[Begin Exercise inputs]

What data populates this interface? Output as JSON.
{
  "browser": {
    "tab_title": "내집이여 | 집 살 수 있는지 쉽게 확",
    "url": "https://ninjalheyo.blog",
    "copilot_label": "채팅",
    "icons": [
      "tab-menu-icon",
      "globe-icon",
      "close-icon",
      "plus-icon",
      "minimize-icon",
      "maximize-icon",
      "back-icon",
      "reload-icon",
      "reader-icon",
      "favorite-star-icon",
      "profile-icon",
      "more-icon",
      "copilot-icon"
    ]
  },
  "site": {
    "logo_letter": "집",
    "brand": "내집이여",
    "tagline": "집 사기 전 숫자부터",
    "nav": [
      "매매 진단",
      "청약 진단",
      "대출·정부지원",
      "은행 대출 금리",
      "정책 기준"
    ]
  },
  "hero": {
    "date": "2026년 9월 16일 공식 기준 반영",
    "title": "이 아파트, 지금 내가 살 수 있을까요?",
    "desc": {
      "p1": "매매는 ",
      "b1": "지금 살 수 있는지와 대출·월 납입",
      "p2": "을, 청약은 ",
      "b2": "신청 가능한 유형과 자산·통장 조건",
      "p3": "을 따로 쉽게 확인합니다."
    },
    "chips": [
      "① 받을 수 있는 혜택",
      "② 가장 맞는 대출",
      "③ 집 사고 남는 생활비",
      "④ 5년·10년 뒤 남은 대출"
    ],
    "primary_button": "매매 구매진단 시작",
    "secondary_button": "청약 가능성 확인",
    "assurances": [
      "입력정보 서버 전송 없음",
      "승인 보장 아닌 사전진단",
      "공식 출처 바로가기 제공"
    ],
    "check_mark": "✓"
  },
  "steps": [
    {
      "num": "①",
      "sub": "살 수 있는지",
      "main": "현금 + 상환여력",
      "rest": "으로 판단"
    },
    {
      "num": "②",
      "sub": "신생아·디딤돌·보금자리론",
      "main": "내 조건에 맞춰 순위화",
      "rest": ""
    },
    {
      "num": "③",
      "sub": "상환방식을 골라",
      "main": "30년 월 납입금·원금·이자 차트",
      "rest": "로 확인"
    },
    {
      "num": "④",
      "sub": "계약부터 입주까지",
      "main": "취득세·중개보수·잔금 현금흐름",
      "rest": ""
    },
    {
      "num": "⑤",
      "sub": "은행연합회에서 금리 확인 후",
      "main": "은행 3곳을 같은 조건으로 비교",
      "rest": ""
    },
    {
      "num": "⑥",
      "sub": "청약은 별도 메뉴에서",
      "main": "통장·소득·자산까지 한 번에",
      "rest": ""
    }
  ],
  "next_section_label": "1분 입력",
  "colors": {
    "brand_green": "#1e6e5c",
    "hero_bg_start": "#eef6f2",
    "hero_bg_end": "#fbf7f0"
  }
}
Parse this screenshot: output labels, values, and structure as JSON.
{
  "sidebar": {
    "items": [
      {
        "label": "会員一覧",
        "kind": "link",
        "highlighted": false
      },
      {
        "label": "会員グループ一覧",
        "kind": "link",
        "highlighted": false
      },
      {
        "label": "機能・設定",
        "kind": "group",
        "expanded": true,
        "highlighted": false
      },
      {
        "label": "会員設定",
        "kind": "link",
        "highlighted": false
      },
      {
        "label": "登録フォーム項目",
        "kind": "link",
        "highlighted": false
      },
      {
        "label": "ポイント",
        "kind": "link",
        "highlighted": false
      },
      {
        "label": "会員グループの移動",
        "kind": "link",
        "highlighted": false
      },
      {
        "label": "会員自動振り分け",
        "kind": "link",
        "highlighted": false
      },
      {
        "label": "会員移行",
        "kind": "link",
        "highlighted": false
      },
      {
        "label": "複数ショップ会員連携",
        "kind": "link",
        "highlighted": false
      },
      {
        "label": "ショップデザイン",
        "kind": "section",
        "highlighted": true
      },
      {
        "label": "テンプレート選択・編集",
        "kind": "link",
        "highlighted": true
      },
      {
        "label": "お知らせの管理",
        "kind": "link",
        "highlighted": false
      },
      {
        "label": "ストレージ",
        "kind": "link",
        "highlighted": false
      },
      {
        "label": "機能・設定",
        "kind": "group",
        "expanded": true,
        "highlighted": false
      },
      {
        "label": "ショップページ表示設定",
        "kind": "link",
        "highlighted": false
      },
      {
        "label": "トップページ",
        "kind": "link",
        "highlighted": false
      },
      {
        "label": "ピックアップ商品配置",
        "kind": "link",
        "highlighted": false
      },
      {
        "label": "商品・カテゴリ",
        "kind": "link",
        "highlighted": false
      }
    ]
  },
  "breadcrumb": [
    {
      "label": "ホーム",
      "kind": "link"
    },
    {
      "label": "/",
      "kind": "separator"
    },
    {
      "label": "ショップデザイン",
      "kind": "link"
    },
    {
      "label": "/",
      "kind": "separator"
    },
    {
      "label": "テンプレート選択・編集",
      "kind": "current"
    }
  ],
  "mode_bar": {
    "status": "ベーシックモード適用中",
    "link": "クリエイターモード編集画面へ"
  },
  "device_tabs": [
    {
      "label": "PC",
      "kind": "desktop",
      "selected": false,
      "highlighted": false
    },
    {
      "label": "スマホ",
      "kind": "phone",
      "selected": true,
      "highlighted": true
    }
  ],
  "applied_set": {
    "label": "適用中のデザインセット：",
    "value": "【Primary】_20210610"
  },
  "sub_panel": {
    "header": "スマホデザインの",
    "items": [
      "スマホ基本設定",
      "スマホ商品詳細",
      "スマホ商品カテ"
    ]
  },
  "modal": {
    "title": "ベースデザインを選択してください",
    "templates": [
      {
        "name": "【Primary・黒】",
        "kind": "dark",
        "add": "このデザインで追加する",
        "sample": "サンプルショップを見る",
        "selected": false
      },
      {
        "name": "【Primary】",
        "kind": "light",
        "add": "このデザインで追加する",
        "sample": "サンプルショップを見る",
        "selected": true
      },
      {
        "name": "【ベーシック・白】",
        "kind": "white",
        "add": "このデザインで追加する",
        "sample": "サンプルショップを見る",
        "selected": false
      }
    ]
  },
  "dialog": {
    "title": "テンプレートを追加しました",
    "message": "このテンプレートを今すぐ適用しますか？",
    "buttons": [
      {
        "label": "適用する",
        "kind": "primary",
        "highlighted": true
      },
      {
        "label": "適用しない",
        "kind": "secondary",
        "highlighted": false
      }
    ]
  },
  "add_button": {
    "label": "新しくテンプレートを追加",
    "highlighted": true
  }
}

[End Exercise inputs]
[Begin Exercise inputs]

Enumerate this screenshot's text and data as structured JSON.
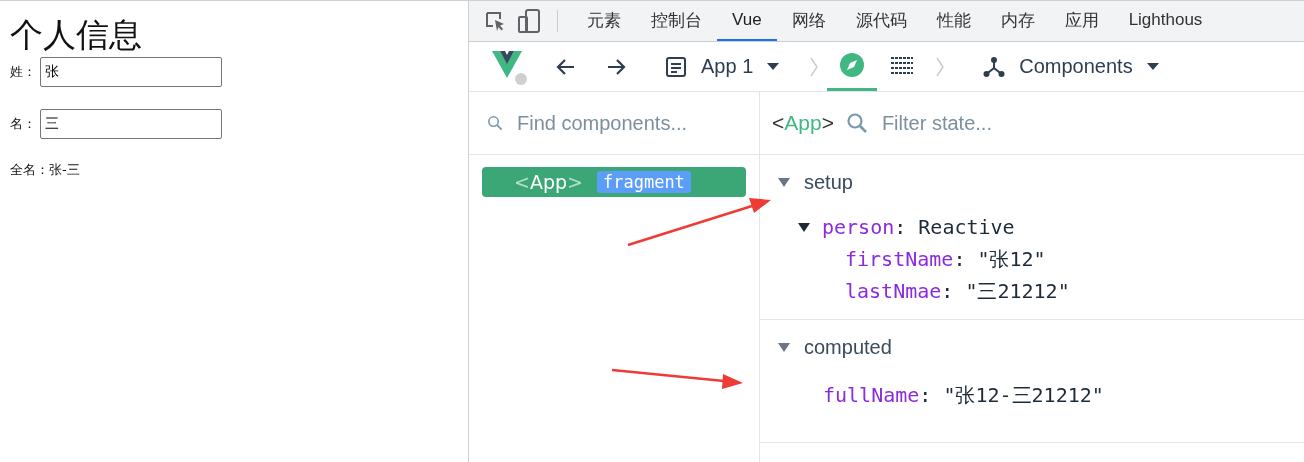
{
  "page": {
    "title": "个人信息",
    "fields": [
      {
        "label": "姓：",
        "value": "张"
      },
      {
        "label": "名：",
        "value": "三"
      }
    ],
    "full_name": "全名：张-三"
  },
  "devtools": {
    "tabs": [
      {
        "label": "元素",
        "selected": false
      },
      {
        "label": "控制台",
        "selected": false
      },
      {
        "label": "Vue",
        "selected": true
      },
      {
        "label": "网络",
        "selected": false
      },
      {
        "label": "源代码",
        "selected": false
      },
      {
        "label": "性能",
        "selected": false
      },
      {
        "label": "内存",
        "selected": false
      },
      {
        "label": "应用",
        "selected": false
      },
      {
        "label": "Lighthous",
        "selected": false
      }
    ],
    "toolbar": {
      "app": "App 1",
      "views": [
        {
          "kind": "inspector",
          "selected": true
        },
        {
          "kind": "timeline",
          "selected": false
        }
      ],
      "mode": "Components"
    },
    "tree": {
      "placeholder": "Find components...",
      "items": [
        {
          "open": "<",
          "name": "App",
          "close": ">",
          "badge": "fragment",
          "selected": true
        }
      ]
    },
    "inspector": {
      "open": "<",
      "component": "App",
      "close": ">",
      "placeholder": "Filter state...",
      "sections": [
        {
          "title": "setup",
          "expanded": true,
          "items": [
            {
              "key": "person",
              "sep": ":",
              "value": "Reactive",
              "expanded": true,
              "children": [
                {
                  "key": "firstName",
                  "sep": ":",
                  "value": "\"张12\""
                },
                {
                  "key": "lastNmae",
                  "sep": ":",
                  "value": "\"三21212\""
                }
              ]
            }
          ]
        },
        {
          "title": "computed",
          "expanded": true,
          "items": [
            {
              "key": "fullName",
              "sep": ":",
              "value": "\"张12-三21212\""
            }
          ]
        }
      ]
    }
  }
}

[End Exercise inputs]

From the listing, copy each line containing the word "this".

What data populates this interface? Output as JSON.
Parse this screenshot: output labels, values, and structure as JSON.
Enumerate this screenshot's text and data as structured JSON.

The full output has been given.